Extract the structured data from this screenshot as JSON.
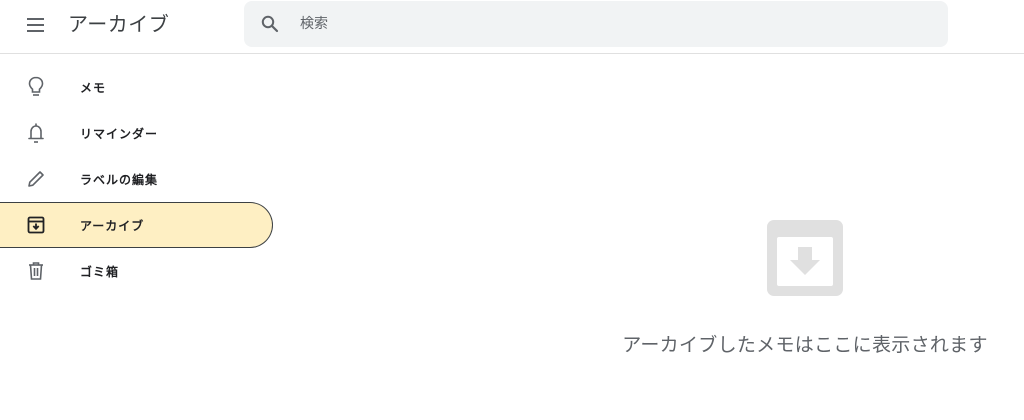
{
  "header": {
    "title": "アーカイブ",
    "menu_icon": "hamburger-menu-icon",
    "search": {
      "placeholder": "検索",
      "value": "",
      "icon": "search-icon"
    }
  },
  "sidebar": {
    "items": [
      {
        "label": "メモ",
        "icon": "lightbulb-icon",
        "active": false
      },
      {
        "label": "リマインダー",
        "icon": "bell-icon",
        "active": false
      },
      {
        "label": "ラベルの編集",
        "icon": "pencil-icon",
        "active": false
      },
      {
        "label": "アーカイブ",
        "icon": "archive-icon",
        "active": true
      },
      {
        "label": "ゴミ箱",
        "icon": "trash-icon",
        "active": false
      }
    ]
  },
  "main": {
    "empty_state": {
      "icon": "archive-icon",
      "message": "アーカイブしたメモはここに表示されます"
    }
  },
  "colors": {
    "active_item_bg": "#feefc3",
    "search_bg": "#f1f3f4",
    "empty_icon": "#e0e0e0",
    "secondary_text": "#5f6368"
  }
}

☆ ☆ ☆

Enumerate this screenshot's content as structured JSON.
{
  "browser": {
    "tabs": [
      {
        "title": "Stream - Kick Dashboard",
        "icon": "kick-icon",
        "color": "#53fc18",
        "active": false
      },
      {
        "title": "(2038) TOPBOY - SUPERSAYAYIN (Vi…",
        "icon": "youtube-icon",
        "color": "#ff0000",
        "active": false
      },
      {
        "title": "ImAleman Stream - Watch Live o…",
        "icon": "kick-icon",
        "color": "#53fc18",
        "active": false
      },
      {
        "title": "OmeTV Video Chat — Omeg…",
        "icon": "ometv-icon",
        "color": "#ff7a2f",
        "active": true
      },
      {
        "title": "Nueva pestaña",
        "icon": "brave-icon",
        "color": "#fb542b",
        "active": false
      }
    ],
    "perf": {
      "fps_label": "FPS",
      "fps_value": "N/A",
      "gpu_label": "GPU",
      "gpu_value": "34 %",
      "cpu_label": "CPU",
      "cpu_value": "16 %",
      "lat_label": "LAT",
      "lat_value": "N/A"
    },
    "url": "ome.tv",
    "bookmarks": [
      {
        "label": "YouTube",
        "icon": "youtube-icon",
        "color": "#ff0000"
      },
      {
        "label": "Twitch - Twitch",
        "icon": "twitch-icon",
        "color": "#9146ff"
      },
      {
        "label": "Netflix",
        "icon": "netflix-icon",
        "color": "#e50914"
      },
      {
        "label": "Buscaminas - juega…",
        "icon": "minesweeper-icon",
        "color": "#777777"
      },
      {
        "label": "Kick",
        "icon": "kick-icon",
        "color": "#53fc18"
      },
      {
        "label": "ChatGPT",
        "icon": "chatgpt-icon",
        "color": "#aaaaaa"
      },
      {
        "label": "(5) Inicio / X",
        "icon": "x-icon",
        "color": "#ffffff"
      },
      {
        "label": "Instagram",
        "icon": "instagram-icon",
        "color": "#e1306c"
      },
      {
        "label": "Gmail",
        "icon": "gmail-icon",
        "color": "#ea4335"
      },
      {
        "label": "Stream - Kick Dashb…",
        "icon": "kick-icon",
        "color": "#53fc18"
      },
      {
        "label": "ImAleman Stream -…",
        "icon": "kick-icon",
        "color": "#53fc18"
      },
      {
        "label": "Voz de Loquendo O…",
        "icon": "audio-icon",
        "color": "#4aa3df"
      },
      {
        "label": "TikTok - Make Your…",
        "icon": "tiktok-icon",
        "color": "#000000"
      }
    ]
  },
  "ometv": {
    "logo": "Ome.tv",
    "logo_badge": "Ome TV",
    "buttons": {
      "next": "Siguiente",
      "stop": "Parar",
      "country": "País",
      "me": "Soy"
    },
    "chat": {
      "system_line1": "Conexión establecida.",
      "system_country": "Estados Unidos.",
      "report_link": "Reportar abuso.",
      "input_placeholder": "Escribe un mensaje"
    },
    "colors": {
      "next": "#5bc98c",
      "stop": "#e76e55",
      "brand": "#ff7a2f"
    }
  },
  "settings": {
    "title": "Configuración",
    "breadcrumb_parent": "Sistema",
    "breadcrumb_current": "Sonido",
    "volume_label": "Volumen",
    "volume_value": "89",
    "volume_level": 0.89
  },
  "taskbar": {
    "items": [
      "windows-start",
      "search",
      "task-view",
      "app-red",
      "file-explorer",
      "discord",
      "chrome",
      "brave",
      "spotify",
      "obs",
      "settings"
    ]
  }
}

☆ ☆ ☆

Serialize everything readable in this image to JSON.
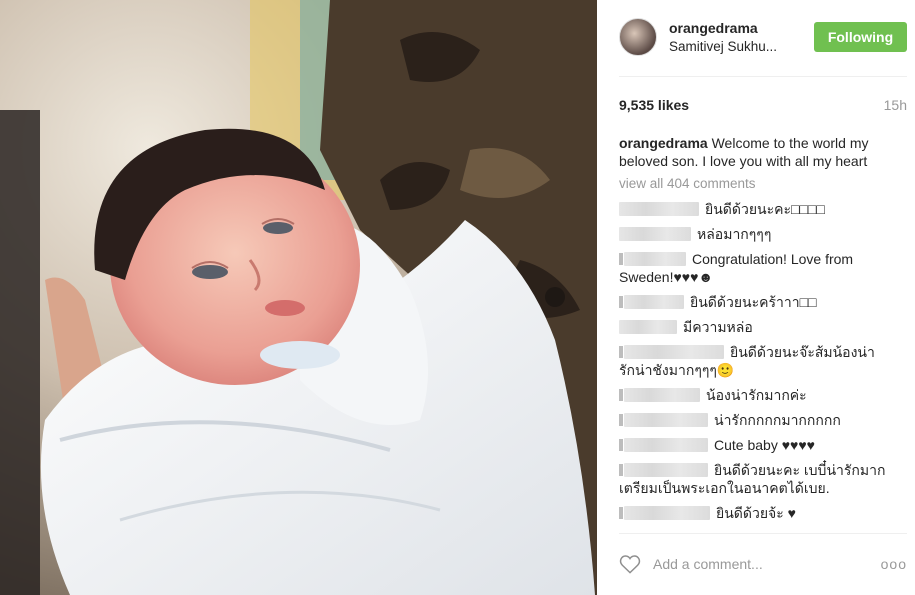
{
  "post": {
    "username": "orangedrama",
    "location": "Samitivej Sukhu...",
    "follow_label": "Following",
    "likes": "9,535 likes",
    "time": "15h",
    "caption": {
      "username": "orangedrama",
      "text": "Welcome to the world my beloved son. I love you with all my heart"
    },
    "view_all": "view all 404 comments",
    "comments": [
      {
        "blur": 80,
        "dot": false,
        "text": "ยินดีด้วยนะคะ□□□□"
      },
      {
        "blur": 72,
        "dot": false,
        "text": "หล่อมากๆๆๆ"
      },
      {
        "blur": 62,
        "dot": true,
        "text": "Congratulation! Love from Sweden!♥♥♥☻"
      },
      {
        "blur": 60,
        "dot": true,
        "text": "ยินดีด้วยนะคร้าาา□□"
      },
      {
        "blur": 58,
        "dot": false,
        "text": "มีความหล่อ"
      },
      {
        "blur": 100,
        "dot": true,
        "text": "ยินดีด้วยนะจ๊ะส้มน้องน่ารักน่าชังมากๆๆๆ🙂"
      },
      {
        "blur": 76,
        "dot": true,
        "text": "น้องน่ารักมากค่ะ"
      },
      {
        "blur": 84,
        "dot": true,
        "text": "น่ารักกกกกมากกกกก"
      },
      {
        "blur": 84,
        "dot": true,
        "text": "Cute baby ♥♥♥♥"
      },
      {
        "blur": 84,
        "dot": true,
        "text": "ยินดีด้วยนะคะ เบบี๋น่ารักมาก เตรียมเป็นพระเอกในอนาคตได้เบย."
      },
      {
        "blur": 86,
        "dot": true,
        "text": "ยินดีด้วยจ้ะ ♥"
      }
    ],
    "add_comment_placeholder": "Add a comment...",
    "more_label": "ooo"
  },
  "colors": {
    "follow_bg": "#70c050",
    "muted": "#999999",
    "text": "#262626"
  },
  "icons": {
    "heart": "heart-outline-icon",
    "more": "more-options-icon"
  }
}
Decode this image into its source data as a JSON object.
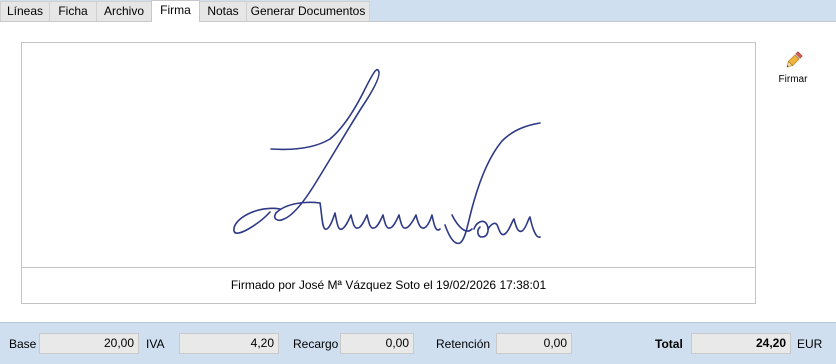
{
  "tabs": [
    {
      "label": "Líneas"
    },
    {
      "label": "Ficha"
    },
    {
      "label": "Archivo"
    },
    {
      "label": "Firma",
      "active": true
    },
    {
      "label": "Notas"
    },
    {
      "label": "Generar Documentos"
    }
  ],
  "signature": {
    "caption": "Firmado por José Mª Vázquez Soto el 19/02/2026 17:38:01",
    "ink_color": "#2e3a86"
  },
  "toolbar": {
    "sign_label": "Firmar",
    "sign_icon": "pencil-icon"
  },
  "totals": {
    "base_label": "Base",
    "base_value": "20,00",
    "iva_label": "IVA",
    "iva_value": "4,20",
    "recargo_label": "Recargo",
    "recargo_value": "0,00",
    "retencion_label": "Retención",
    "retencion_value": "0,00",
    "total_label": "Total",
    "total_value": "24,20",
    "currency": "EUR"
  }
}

☆ ☆ ☆

▶ [STATED TASK] Return all lines of the material above in which the word "screenshot" occurs.

▶ [SOLVED EXERCISE]
Extract the structured data from this screenshot as JSON.
Enumerate this screenshot's content as structured JSON.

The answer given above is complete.